→ **What is expected**
Copy the items below word for word, from the line containing "Localize each UI" through the line containing "annotation-danderyd: Danderyds kommun: 471", including both of those lines. Omit the pictures from your copy.

# Given records start

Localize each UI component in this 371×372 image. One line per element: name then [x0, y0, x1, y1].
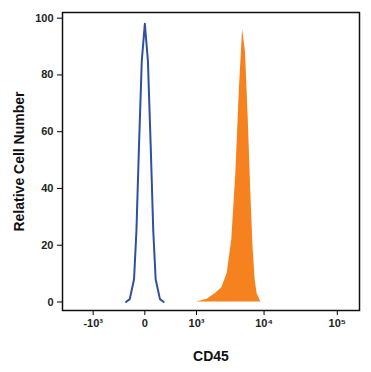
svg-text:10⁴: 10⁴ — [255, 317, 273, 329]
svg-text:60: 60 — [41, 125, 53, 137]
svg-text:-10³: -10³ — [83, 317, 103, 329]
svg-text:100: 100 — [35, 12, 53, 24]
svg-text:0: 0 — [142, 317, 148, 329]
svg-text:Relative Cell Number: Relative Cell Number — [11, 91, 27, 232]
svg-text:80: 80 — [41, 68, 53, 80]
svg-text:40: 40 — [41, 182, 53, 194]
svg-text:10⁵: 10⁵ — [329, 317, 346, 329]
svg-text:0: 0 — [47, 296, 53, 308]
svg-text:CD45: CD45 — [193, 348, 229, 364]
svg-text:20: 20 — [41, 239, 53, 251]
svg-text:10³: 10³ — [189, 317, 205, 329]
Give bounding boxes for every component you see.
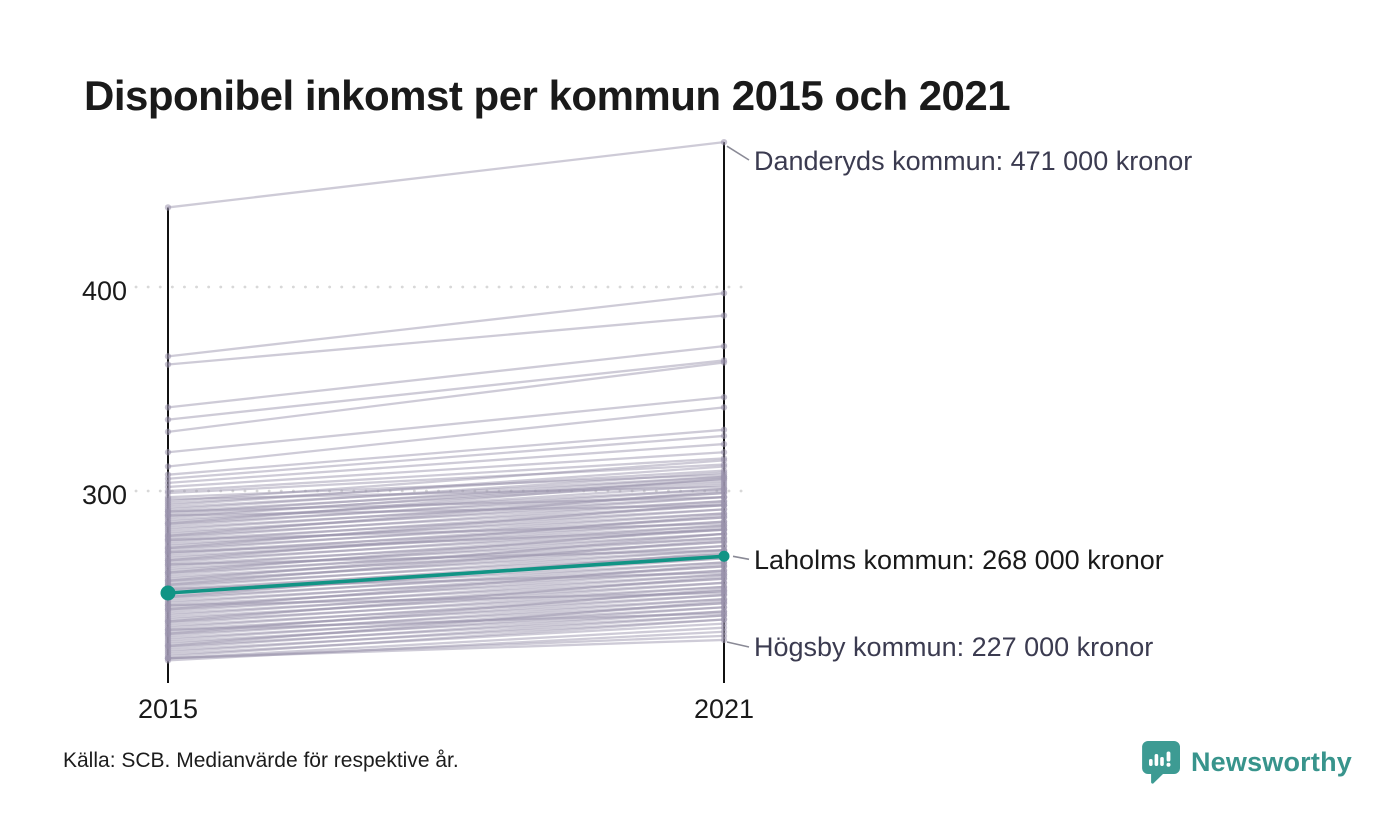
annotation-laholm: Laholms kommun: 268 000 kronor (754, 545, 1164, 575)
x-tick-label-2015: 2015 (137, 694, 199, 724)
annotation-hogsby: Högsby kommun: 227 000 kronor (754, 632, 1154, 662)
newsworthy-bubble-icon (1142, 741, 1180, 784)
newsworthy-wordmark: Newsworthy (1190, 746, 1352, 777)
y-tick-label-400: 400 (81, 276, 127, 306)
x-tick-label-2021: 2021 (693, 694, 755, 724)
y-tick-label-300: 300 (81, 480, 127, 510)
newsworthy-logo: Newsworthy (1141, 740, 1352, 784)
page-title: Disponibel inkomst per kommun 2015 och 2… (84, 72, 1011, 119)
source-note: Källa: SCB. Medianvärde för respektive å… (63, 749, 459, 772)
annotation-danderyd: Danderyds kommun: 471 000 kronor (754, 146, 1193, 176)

# Given records end
# Given records start

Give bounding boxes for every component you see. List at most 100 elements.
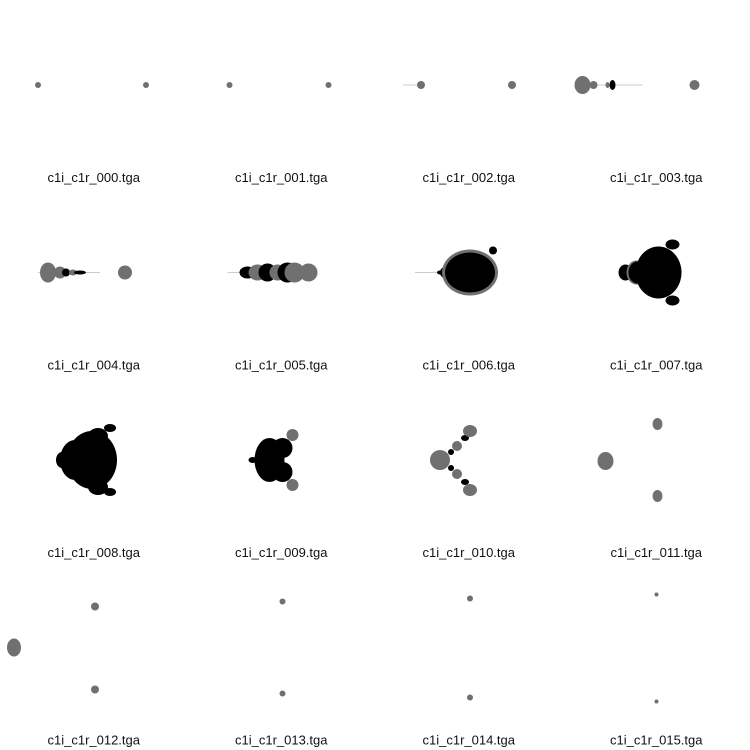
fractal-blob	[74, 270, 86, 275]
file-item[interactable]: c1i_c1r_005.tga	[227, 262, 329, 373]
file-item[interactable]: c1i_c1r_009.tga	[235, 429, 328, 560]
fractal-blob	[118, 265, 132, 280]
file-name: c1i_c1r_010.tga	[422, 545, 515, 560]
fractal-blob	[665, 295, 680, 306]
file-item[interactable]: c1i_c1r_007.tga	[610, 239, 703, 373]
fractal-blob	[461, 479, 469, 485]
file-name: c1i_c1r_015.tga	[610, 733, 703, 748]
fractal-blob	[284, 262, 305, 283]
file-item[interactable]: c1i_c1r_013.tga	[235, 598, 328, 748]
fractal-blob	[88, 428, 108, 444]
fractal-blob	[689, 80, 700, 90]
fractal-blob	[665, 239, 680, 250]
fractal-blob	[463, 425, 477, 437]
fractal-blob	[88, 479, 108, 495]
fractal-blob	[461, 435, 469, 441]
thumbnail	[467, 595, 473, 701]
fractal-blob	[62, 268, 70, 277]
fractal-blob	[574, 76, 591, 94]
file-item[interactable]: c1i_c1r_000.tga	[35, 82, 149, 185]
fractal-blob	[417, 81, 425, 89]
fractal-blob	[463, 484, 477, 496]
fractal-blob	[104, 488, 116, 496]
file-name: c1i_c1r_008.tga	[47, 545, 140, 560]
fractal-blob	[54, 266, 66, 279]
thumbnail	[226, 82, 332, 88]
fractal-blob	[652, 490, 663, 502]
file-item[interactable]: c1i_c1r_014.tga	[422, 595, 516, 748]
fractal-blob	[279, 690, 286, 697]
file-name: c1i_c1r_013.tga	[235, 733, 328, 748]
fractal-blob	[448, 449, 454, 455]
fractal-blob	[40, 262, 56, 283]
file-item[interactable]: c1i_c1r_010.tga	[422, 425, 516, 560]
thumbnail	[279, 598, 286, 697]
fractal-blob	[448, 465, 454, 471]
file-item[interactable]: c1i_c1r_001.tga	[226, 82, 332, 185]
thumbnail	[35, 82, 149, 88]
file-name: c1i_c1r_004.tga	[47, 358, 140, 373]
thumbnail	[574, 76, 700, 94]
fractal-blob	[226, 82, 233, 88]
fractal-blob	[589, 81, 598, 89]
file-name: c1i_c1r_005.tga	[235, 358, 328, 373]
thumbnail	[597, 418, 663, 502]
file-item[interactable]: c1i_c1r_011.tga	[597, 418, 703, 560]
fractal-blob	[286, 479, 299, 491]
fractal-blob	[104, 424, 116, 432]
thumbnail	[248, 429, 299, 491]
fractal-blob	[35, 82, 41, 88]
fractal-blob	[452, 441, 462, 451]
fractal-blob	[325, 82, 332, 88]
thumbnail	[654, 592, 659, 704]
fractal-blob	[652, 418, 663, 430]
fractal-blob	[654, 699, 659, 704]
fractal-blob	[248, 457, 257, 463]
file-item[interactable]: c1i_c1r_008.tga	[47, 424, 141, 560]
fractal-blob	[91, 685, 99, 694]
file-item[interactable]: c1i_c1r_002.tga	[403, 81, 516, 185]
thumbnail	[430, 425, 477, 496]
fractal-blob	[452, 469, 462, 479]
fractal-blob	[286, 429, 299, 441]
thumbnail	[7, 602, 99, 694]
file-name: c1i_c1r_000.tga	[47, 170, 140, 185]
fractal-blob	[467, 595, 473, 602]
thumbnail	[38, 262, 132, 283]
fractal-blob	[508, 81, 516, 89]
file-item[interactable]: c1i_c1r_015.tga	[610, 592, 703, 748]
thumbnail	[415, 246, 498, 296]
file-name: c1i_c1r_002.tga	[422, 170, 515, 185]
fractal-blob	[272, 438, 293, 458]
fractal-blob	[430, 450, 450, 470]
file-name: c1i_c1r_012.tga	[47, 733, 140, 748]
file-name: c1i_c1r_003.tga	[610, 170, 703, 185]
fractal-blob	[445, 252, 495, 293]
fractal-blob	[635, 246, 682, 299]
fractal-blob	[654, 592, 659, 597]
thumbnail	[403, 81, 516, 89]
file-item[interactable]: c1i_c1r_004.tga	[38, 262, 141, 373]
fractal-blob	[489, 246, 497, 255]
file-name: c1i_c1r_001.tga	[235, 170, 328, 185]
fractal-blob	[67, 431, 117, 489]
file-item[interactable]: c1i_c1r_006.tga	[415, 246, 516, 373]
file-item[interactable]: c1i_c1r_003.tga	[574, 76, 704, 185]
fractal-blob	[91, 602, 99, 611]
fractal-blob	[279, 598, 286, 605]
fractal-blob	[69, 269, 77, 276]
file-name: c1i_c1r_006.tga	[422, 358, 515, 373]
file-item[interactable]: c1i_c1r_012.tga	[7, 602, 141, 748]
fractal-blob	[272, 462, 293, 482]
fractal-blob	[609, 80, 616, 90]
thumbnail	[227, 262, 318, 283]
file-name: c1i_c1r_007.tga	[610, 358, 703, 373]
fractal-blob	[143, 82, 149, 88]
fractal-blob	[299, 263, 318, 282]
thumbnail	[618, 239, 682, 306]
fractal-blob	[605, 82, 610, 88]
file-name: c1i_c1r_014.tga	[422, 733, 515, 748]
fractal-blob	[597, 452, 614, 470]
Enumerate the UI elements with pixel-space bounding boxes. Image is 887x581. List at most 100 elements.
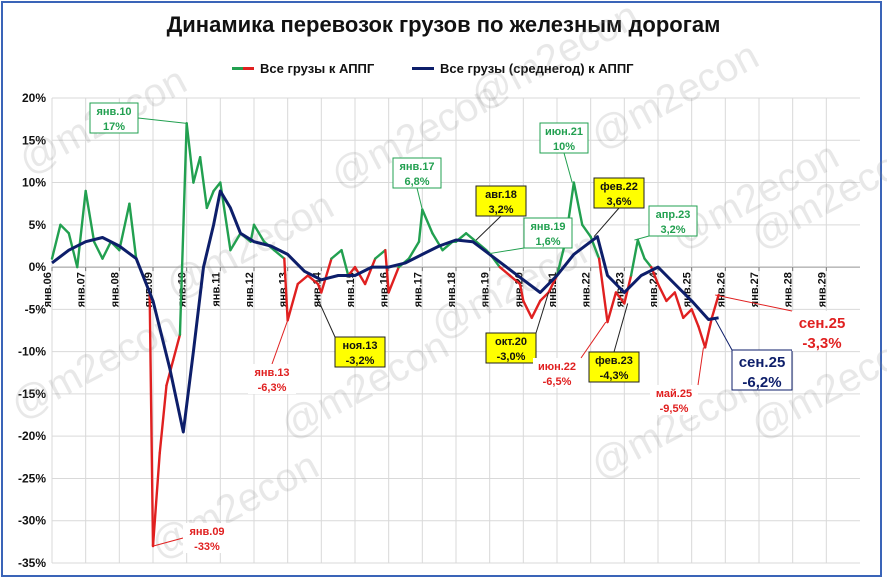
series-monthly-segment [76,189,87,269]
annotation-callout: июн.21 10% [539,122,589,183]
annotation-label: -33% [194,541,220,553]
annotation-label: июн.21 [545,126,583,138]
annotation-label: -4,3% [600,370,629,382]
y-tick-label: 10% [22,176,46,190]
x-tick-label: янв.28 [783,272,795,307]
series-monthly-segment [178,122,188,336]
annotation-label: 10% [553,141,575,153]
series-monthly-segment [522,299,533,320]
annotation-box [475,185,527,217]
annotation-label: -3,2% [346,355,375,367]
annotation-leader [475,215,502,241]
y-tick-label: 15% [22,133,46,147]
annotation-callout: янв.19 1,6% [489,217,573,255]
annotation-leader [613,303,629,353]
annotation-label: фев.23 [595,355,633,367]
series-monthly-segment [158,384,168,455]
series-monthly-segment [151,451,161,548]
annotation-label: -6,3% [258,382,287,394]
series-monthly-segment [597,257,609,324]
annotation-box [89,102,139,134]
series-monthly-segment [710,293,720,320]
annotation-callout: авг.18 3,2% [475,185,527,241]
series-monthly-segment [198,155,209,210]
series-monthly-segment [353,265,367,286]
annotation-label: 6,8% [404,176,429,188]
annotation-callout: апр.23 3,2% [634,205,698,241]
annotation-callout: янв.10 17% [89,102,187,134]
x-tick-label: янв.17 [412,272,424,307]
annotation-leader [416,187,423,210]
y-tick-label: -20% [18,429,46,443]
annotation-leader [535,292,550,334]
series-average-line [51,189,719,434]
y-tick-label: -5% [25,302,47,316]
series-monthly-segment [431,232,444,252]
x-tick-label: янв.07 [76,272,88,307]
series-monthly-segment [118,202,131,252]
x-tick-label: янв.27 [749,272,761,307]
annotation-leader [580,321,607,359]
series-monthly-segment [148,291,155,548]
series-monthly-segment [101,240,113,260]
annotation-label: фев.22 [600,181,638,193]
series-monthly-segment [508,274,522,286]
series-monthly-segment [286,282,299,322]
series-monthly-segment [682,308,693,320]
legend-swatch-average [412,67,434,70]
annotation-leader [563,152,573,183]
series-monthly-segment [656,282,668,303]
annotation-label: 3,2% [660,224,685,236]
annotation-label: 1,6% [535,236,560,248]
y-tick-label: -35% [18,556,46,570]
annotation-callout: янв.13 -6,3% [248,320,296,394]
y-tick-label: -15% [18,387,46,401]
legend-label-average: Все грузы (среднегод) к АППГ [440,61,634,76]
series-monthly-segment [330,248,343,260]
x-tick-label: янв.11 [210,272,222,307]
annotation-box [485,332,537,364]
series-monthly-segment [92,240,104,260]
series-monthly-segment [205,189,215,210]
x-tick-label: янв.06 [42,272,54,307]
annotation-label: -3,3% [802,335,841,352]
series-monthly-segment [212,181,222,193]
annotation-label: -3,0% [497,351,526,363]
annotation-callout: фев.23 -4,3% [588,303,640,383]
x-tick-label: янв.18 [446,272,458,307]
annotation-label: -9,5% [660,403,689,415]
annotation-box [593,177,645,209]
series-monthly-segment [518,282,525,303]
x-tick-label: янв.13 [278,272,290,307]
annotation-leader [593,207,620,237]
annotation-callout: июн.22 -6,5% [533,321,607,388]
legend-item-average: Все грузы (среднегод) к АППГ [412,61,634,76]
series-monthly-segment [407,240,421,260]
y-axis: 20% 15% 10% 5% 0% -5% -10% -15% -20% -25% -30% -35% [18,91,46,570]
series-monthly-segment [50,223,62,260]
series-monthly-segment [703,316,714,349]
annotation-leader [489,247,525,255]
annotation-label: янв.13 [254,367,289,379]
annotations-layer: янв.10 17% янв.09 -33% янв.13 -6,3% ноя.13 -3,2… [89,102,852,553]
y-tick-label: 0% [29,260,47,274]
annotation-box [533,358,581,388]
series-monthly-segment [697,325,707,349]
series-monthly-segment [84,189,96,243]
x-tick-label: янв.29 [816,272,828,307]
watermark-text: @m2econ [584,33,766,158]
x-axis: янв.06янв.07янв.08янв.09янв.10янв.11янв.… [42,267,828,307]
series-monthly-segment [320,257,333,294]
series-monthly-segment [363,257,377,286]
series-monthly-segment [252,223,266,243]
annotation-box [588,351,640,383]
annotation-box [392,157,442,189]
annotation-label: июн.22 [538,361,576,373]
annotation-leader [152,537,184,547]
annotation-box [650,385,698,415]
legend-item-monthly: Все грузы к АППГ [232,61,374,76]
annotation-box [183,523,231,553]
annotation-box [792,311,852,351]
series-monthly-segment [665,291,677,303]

# Given records end
# Given records start

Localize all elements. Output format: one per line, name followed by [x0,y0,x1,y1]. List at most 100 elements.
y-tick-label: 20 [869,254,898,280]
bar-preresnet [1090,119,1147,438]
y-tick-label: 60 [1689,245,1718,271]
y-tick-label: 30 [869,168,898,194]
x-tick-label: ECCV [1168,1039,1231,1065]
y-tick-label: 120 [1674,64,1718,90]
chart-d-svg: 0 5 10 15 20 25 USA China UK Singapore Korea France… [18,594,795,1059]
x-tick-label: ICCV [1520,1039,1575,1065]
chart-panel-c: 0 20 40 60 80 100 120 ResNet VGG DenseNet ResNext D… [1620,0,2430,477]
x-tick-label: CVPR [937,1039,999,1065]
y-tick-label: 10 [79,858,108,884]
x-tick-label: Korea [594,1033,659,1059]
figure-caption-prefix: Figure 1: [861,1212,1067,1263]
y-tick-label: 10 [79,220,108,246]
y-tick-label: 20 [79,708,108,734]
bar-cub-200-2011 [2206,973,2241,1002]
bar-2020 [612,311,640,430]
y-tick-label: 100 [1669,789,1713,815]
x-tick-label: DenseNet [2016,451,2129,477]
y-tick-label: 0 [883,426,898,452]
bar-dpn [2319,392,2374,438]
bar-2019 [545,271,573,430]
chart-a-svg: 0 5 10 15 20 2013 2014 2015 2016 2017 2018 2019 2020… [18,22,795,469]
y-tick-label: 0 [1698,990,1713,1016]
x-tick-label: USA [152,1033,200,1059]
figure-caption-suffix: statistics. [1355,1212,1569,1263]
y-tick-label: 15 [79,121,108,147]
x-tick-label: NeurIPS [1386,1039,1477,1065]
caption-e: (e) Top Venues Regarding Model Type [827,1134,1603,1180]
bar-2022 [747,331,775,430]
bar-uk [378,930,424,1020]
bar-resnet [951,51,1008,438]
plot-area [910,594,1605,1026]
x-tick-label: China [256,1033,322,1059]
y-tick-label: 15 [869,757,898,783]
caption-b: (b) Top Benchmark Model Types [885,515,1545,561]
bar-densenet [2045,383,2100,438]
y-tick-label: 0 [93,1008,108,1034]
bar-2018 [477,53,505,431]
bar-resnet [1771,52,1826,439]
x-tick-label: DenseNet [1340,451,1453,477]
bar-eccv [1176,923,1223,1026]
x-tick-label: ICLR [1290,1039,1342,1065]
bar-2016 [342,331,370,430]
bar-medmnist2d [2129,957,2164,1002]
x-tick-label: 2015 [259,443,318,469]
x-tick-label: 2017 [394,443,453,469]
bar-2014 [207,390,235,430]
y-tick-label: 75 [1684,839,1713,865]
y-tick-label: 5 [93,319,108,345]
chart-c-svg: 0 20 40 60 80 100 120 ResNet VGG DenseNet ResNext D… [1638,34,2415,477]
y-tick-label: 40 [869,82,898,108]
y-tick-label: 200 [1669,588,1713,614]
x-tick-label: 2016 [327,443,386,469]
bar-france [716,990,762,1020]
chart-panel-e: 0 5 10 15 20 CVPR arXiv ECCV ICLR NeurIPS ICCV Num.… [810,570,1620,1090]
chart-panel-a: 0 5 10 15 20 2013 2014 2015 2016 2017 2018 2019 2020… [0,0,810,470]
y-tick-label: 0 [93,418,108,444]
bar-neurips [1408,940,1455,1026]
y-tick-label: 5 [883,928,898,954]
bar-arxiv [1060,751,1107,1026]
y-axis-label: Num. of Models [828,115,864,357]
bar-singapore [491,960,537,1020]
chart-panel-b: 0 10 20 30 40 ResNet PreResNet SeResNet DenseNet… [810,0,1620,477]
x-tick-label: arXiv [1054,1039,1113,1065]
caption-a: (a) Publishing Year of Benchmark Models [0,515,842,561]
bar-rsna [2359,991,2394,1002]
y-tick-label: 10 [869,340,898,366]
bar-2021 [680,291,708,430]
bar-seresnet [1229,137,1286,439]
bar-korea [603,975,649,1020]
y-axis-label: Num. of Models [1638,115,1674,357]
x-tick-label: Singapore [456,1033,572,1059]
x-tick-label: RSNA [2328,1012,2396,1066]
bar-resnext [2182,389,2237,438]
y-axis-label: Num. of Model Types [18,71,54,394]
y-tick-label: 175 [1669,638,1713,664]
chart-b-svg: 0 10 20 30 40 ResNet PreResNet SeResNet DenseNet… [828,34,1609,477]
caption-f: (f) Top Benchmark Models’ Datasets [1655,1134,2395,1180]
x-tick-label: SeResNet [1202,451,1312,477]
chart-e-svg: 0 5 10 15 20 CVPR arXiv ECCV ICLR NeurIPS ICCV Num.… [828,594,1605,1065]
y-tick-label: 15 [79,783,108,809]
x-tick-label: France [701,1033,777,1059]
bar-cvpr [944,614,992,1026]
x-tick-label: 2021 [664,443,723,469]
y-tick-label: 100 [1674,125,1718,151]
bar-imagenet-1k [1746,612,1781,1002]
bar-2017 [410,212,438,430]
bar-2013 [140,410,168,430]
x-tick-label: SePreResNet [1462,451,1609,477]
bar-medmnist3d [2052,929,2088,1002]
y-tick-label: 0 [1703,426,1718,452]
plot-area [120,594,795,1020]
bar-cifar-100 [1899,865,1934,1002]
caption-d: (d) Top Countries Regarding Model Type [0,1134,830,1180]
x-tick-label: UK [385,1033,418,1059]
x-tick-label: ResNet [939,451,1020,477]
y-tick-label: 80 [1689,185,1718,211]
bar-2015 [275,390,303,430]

# Given records end

→ **Response to this exercise**
Localize each UI component in this 371×372 image. One line per element: name then [x0, y0, x1, y1].
svg-text:10⁴: 10⁴ — [255, 317, 273, 329]
svg-text:60: 60 — [41, 125, 53, 137]
svg-text:-10³: -10³ — [83, 317, 103, 329]
svg-text:100: 100 — [35, 12, 53, 24]
svg-text:0: 0 — [142, 317, 148, 329]
svg-text:Relative Cell Number: Relative Cell Number — [11, 91, 27, 232]
svg-text:80: 80 — [41, 68, 53, 80]
svg-text:40: 40 — [41, 182, 53, 194]
svg-text:10⁵: 10⁵ — [329, 317, 346, 329]
svg-text:0: 0 — [47, 296, 53, 308]
svg-text:CD45: CD45 — [193, 348, 229, 364]
svg-text:20: 20 — [41, 239, 53, 251]
svg-text:10³: 10³ — [189, 317, 205, 329]
Give bounding boxes for every component you see.
annotation-laholm: Laholms kommun: 268 000 kronor (754, 545, 1164, 575)
x-tick-label-2015: 2015 (137, 694, 199, 724)
annotation-hogsby: Högsby kommun: 227 000 kronor (754, 632, 1154, 662)
newsworthy-bubble-icon (1142, 741, 1180, 784)
newsworthy-wordmark: Newsworthy (1190, 746, 1352, 777)
y-tick-label-400: 400 (81, 276, 127, 306)
x-tick-label-2021: 2021 (693, 694, 755, 724)
y-tick-label-300: 300 (81, 480, 127, 510)
newsworthy-logo: Newsworthy (1141, 740, 1352, 784)
page-title: Disponibel inkomst per kommun 2015 och 2… (84, 72, 1011, 119)
source-note: Källa: SCB. Medianvärde för respektive å… (63, 749, 459, 772)
annotation-danderyd: Danderyds kommun: 471 000 kronor (754, 146, 1193, 176)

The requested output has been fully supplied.